Your goal:
Search the data for the word "Duct" and copy every line that contains it.

Data entries

-- BEGIN --

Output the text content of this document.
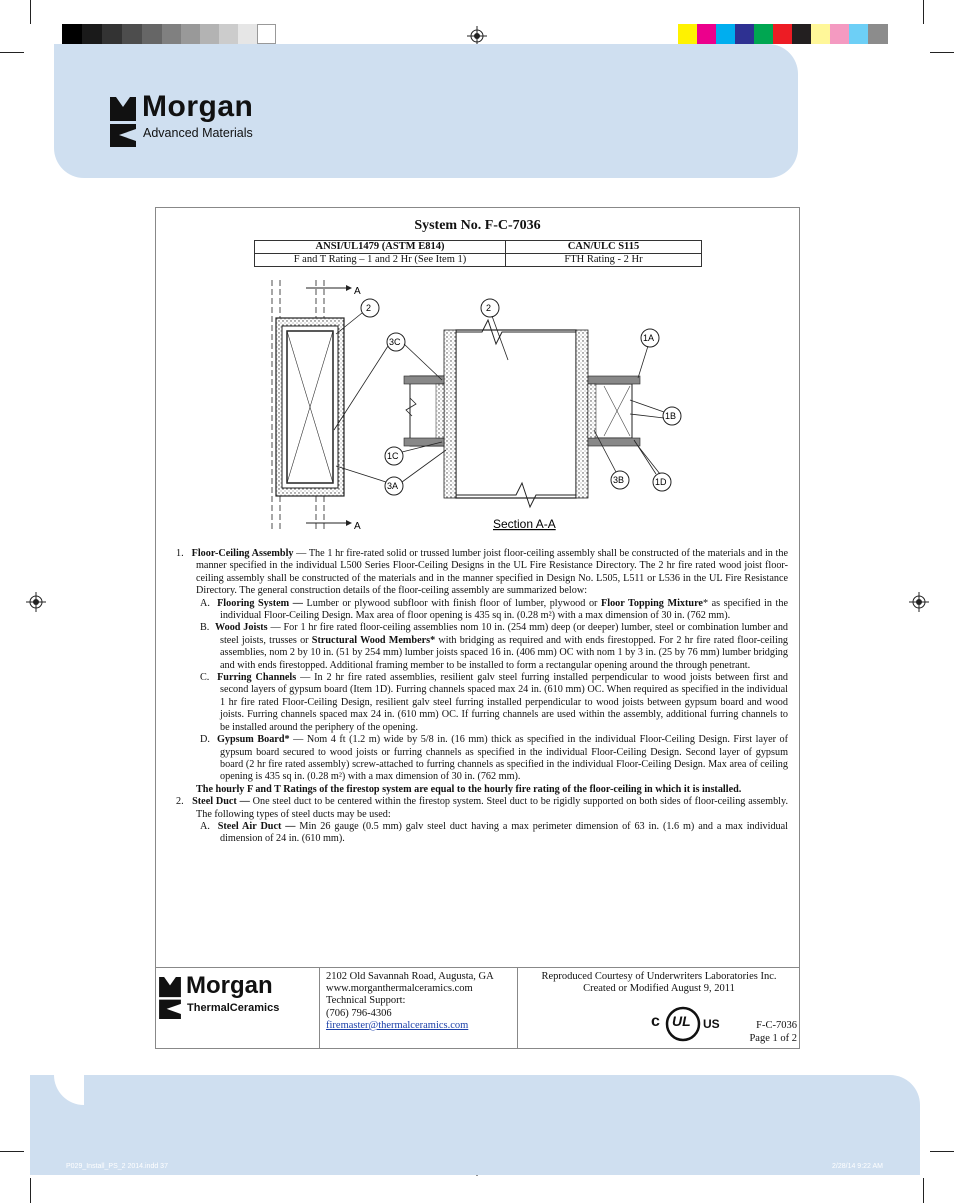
Morgan
Advanced Materials
System No. F-C-7036
ANSI/UL1479 (ASTM E814)	CAN/ULC S115
F and T Rating – 1 and 2 Hr (See Item 1)	FTH Rating - 2 Hr
A
A	Section A-A
2
3C
1C
3A
2
1A
1B
3B	1D

1. Floor-Ceiling Assembly — The 1 hr fire-rated solid or trussed lumber joist floor-ceiling assembly shall be constructed of the materials and in the manner specified in the individual L500 Series Floor-Ceiling Designs in the UL Fire Resistance Directory. The 2 hr fire rated wood joist floor-ceiling assembly shall be constructed of the materials and in the manner specified in Design No. L505, L511 or L536 in the UL Fire Resistance Directory. The general construction details of the floor-ceiling assembly are summarized below:

A. Flooring System — Lumber or plywood subfloor with finish floor of lumber, plywood or Floor Topping Mixture* as specified in the individual Floor-Ceiling Design. Max area of floor opening is 435 sq in. (0.28 m²) with a max dimension of 30 in. (762 mm).

B. Wood Joists — For 1 hr fire rated floor-ceiling assemblies nom 10 in. (254 mm) deep (or deeper) lumber, steel or combination lumber and steel joists, trusses or Structural Wood Members* with bridging as required and with ends firestopped. For 2 hr fire rated floor-ceiling assemblies, nom 2 by 10 in. (51 by 254 mm) lumber joists spaced 16 in. (406 mm) OC with nom 1 by 3 in. (25 by 76 mm) lumber bridging and with ends firestopped. Additional framing member to be installed to form a rectangular opening around the through penetrant.

C. Furring Channels — In 2 hr fire rated assemblies, resilient galv steel furring installed perpendicular to wood joists between first and second layers of gypsum board (Item 1D). Furring channels spaced max 24 in. (610 mm) OC. When required as specified in the individual 1 hr fire rated Floor-Ceiling Design, resilient galv steel furring installed perpendicular to wood joists between gypsum board and wood joists. Furring channels spaced max 24 in. (610 mm) OC. If furring channels are used within the assembly, additional furring channels to be installed around the periphery of the opening.

D. Gypsum Board* — Nom 4 ft (1.2 m) wide by 5/8 in. (16 mm) thick as specified in the individual Floor-Ceiling Design. First layer of gypsum board secured to wood joists or furring channels as specified in the individual Floor-Ceiling Design. Second layer of gypsum board (2 hr fire rated assembly) screw-attached to furring channels as specified in the individual Floor-Ceiling Design. Max area of ceiling opening is 435 sq in. (0.28 m²) with a max dimension of 30 in. (762 mm).

The hourly F and T Ratings of the firestop system are equal to the hourly fire rating of the floor-ceiling in which it is installed.

2. Steel Duct — One steel duct to be centered within the firestop system. Steel duct to be rigidly supported on both sides of floor-ceiling assembly. The following types of steel ducts may be used:

A. Steel Air Duct — Min 26 gauge (0.5 mm) galv steel duct having a max perimeter dimension of 63 in. (1.6 m) and a max individual dimension of 24 in. (610 mm).

Morgan
ThermalCeramics
2102 Old Savannah Road, Augusta, GA
www.morganthermalceramics.com
Technical Support:
(706) 796-4306
firemaster@thermalceramics.com
Reproduced Courtesy of Underwriters Laboratories Inc.
Created or Modified August 9, 2011
c UL US	F-C-7036
Page 1 of 2
P029_Install_PS_2 2014.indd 37	2/28/14 9:22 AM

-- END --

Task answer:
2. Steel Duct — One steel duct to be centered within the firestop system. Steel duct to be rigidly supported on both sides of floor-ceiling assembly. The following types of steel ducts may be used:
A. Steel Air Duct — Min 26 gauge (0.5 mm) galv steel duct having a max perimeter dimension of 63 in. (1.6 m) and a max individual dimension of 24 in. (610 mm).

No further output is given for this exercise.